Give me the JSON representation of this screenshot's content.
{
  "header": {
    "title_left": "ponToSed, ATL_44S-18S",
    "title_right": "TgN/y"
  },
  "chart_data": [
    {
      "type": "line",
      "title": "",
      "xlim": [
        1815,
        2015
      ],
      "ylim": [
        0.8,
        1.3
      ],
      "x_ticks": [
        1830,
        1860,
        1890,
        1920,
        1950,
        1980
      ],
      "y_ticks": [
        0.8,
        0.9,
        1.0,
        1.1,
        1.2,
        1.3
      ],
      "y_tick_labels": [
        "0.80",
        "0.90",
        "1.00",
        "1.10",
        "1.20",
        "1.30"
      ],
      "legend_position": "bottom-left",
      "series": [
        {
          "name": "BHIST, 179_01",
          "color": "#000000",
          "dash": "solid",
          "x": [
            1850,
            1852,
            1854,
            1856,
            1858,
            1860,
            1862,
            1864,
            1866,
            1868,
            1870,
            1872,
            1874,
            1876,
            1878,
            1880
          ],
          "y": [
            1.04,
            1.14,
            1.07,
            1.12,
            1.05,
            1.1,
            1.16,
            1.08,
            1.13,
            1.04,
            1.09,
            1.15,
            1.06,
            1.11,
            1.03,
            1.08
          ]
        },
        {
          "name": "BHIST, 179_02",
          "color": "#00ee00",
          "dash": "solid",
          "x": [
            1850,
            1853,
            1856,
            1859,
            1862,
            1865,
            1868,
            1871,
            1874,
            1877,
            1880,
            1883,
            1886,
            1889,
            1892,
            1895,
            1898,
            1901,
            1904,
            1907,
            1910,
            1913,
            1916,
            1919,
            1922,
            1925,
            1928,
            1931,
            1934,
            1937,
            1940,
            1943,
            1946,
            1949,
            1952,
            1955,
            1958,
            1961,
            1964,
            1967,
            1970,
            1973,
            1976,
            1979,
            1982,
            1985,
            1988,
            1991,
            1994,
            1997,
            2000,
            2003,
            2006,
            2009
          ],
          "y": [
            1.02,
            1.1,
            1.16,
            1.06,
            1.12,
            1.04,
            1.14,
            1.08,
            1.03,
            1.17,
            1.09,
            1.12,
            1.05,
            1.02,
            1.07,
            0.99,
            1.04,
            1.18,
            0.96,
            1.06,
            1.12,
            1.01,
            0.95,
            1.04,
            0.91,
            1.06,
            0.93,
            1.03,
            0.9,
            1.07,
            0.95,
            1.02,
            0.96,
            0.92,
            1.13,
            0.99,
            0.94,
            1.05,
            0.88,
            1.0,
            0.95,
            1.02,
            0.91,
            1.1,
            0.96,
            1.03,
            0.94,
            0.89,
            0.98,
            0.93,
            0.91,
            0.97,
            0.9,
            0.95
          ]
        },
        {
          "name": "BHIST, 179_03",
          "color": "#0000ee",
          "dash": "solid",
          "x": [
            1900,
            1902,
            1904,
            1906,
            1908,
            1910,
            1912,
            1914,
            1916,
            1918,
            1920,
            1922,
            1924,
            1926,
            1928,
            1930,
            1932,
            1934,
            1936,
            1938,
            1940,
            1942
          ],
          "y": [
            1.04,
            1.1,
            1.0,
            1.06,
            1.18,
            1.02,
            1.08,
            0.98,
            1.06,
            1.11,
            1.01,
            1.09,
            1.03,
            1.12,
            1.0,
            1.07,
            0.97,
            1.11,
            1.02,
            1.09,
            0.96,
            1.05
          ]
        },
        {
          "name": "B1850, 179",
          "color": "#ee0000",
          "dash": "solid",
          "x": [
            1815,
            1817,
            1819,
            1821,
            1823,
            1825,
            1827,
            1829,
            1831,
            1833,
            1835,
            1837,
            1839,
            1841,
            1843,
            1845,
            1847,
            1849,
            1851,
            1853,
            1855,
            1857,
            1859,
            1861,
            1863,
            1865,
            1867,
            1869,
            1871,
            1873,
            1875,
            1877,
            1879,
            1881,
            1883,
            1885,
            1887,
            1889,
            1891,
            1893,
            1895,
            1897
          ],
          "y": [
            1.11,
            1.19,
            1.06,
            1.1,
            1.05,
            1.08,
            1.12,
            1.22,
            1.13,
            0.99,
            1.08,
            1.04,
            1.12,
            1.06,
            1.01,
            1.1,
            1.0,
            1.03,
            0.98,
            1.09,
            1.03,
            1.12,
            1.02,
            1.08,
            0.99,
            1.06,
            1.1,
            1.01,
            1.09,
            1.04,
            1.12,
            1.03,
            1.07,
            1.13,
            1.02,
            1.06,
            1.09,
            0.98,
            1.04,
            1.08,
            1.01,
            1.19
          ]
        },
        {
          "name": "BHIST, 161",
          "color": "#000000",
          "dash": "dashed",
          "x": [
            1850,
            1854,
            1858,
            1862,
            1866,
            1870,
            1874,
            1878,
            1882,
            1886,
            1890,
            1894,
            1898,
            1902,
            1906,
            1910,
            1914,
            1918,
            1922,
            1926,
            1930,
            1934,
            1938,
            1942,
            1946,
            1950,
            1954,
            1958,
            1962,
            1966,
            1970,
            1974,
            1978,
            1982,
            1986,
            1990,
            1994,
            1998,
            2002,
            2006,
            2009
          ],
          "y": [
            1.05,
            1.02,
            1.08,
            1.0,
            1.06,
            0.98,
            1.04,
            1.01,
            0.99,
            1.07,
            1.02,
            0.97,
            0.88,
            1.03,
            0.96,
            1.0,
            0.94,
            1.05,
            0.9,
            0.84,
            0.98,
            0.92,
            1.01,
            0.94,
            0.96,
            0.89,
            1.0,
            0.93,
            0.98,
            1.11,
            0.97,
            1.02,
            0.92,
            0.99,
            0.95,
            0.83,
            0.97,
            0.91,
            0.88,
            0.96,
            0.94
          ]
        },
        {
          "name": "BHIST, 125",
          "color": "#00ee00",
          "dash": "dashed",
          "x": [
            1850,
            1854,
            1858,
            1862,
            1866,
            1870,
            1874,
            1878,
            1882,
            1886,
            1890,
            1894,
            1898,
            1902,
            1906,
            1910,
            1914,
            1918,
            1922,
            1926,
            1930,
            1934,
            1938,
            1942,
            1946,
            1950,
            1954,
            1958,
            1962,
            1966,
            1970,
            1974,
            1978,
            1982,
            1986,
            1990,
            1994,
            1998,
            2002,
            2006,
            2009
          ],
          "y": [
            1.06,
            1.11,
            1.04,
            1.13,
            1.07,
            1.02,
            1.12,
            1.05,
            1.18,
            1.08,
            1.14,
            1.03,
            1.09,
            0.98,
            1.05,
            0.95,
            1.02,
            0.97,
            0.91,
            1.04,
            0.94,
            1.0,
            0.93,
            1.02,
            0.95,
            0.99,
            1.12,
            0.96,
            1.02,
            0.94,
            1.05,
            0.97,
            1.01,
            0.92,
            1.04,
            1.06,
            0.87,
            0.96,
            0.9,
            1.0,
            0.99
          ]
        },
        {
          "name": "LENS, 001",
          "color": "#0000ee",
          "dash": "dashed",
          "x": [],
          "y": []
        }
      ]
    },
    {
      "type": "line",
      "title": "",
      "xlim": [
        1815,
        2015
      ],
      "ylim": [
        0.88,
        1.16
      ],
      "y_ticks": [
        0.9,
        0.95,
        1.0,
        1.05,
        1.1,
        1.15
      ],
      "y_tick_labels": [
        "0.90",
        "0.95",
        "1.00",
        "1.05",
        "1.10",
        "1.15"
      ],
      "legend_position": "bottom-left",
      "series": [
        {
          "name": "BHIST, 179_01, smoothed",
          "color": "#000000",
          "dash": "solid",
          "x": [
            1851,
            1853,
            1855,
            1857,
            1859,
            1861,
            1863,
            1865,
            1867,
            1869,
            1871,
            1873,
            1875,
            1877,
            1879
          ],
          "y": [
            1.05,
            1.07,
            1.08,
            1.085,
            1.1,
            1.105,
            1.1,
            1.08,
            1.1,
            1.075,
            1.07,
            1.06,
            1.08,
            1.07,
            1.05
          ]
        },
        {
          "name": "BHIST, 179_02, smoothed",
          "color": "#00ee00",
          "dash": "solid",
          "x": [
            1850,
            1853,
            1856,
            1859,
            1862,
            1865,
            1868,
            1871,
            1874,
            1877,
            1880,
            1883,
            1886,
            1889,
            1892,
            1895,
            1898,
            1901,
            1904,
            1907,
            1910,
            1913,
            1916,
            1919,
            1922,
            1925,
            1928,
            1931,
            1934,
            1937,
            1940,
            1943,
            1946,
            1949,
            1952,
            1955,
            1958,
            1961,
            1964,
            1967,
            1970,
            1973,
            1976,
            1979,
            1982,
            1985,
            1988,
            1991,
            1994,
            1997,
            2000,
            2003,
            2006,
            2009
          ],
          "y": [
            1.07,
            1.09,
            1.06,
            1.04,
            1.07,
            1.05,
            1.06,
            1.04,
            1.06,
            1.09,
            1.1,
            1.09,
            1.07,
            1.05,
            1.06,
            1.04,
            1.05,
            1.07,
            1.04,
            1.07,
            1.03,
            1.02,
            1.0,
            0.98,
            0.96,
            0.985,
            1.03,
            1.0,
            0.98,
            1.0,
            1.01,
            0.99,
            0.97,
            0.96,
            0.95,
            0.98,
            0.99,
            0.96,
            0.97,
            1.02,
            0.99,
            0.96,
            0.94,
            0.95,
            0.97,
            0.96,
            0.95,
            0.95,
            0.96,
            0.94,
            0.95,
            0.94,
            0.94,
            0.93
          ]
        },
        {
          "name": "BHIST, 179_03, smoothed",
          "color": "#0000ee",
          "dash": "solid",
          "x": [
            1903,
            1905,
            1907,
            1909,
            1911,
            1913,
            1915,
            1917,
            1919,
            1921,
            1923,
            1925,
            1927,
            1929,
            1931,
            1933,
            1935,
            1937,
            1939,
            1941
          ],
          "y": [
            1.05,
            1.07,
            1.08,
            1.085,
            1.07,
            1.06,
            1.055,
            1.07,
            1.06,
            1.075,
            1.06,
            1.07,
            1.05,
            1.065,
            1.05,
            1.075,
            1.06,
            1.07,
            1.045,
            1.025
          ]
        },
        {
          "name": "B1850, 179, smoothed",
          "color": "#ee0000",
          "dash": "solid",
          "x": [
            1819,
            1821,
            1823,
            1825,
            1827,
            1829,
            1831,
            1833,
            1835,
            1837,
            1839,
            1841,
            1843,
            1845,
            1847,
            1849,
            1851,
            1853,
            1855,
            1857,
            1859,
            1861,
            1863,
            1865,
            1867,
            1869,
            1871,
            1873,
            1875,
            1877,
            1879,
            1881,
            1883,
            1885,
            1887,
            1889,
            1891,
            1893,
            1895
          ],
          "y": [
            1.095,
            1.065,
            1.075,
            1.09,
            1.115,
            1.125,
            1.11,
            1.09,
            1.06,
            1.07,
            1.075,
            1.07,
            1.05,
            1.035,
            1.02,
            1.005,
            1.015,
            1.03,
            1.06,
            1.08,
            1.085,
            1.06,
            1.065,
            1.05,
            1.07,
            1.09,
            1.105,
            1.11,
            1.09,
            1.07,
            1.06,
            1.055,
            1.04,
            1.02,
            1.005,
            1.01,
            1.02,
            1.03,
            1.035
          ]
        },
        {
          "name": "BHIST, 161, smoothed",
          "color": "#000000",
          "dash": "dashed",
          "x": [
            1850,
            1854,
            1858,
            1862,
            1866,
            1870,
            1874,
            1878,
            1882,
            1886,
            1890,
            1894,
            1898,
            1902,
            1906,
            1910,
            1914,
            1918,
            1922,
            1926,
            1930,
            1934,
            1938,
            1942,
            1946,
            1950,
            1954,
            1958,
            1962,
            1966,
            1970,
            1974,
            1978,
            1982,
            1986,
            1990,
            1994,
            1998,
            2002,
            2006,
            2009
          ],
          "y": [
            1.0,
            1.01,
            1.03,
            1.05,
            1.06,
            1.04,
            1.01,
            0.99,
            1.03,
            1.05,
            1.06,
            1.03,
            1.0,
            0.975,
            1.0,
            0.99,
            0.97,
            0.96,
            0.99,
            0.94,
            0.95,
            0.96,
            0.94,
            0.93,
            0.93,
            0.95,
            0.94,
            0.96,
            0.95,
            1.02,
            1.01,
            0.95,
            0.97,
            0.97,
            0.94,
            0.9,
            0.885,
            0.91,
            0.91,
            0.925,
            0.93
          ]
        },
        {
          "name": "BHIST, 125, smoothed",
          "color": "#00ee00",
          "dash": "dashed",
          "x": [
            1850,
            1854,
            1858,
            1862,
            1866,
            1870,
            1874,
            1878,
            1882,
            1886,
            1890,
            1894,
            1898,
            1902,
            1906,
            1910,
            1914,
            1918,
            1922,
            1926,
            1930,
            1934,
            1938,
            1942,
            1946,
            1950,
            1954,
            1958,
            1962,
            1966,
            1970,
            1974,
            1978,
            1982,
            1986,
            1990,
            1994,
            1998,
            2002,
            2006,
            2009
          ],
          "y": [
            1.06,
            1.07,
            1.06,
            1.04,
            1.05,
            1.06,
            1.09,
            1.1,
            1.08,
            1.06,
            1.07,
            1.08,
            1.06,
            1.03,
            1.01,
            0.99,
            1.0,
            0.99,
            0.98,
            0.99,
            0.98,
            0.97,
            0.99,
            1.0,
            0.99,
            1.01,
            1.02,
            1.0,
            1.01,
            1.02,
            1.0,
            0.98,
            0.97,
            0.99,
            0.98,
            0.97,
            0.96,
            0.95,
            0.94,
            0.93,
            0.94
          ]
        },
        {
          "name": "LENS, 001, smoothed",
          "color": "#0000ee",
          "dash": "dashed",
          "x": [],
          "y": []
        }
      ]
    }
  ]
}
------------------------
**WRITTEN PROBLEM:**
Find the string "LENS" in the records, then copy each line where it occurs.

**WORKED SOLUTION:**
          "name": "LENS, 001",
          "name": "LENS, 001, smoothed",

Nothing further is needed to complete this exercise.